- Given instruction:
Count how many lines have the word "Prozent" in them. Reply with that number by itself.

- Record excerpts:
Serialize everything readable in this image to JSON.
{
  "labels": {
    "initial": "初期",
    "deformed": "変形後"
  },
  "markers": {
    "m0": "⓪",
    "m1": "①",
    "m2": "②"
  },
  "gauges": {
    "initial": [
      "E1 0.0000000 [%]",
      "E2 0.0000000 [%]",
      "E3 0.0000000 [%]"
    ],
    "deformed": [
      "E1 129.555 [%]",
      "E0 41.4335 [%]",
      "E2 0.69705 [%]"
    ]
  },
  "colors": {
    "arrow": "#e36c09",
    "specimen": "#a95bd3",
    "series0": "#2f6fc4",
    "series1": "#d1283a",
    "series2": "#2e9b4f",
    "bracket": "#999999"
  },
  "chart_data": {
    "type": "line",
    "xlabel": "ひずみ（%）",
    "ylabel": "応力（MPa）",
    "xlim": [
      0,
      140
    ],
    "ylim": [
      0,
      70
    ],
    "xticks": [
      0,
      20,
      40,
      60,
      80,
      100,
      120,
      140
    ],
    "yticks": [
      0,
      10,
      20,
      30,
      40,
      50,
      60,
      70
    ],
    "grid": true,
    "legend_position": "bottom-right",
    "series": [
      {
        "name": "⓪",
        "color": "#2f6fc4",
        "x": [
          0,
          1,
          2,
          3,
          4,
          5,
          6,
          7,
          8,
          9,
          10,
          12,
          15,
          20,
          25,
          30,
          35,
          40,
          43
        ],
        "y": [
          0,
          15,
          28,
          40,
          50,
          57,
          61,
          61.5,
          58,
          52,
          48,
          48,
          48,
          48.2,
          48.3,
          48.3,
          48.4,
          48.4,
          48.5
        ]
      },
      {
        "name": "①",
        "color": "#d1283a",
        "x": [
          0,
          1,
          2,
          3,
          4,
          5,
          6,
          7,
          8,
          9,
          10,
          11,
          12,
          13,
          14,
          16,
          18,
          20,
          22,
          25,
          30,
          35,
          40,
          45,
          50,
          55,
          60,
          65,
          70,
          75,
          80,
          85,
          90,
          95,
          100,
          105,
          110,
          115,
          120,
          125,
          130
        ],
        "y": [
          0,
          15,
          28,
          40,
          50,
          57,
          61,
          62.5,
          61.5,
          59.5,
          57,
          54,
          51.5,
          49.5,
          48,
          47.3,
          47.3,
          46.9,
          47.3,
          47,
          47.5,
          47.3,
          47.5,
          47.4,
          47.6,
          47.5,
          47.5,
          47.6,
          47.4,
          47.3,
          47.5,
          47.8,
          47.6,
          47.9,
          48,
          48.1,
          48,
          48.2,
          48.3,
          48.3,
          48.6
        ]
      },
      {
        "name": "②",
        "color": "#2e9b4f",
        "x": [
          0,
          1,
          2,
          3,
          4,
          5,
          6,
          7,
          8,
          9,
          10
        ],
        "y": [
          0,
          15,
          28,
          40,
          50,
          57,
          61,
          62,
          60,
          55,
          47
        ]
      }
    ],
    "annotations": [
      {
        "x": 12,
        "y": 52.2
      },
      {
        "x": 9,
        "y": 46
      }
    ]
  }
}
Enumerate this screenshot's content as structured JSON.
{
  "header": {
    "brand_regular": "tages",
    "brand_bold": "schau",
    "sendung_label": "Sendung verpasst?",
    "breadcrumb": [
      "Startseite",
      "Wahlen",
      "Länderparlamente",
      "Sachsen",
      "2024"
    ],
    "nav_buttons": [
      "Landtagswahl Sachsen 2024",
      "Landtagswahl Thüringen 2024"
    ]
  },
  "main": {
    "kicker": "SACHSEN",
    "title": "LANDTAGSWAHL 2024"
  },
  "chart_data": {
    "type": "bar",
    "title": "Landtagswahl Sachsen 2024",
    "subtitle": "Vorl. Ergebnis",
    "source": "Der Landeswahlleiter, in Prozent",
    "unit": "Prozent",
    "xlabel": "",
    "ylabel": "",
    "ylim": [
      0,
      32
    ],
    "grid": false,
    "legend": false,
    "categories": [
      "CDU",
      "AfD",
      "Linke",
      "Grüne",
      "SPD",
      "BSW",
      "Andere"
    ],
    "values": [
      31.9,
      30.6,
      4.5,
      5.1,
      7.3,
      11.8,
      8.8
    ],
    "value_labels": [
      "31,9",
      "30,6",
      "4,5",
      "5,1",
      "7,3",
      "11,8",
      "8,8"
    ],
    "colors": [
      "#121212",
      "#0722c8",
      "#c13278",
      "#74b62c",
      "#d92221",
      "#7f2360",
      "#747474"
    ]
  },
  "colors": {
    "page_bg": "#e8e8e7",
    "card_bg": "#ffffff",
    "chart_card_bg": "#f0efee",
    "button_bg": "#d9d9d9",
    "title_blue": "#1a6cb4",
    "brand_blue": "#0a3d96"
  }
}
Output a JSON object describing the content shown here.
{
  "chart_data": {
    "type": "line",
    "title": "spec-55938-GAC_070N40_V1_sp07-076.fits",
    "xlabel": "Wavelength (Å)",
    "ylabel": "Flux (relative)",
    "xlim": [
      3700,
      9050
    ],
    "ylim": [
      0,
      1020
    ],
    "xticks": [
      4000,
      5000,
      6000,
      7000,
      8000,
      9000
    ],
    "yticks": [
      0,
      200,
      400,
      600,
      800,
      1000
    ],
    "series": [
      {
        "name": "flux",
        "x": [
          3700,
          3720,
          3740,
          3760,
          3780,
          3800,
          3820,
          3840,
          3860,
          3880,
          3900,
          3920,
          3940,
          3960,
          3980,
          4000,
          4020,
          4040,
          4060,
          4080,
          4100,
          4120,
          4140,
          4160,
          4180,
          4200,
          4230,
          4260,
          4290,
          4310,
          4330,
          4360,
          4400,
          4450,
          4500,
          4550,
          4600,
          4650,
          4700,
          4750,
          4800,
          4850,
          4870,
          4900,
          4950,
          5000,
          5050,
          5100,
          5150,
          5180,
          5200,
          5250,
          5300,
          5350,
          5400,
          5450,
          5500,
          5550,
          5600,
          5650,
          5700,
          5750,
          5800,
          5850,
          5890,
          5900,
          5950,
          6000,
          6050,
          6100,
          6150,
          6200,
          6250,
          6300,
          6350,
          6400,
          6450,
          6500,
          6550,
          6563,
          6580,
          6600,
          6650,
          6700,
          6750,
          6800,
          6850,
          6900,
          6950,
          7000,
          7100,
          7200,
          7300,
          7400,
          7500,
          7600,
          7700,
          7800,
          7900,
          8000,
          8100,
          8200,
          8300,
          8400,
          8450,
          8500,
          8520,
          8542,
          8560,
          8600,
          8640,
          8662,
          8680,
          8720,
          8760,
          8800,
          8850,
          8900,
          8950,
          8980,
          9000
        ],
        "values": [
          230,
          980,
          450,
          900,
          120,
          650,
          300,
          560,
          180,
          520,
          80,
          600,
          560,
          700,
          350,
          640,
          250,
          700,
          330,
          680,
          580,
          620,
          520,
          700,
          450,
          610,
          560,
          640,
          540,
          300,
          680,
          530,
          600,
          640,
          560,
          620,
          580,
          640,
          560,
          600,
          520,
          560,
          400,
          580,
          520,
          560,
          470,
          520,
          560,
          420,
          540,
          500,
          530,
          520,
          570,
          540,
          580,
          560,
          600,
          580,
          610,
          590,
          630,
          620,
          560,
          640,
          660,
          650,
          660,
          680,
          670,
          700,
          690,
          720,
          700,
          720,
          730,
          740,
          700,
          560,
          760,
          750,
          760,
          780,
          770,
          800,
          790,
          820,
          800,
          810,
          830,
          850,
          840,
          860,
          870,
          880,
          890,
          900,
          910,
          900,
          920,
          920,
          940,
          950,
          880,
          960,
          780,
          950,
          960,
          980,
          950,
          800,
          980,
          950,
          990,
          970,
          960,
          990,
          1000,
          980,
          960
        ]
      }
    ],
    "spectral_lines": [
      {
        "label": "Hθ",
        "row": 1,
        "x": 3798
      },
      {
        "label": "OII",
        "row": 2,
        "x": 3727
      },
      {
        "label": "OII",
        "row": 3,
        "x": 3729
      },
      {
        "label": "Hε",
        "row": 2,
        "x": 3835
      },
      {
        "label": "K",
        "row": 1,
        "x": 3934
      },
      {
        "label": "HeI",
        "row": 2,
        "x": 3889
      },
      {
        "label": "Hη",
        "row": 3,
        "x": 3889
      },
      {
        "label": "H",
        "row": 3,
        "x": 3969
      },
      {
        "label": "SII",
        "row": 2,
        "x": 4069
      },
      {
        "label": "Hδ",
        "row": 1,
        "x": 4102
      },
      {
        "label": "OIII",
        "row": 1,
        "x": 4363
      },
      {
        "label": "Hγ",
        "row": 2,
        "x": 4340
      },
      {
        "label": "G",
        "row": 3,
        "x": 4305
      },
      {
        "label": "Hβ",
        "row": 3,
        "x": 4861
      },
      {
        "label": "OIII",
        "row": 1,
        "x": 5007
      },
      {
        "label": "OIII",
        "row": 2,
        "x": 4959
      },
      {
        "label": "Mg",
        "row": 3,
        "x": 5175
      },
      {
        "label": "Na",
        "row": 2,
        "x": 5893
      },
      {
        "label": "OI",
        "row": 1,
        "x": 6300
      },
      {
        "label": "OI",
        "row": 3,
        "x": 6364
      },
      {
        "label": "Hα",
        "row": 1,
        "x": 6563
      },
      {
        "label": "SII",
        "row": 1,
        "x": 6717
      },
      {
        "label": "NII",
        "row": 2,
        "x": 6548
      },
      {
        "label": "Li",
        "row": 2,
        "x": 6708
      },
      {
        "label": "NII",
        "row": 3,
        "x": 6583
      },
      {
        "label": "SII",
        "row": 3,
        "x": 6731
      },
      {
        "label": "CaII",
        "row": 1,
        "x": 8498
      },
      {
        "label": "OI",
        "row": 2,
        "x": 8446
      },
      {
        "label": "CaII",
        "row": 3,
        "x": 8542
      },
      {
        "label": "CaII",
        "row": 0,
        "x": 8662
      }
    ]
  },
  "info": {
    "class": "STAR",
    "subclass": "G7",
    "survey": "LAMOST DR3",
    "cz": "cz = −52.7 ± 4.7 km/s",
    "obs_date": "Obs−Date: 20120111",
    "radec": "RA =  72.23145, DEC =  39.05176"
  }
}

- Correct result:
2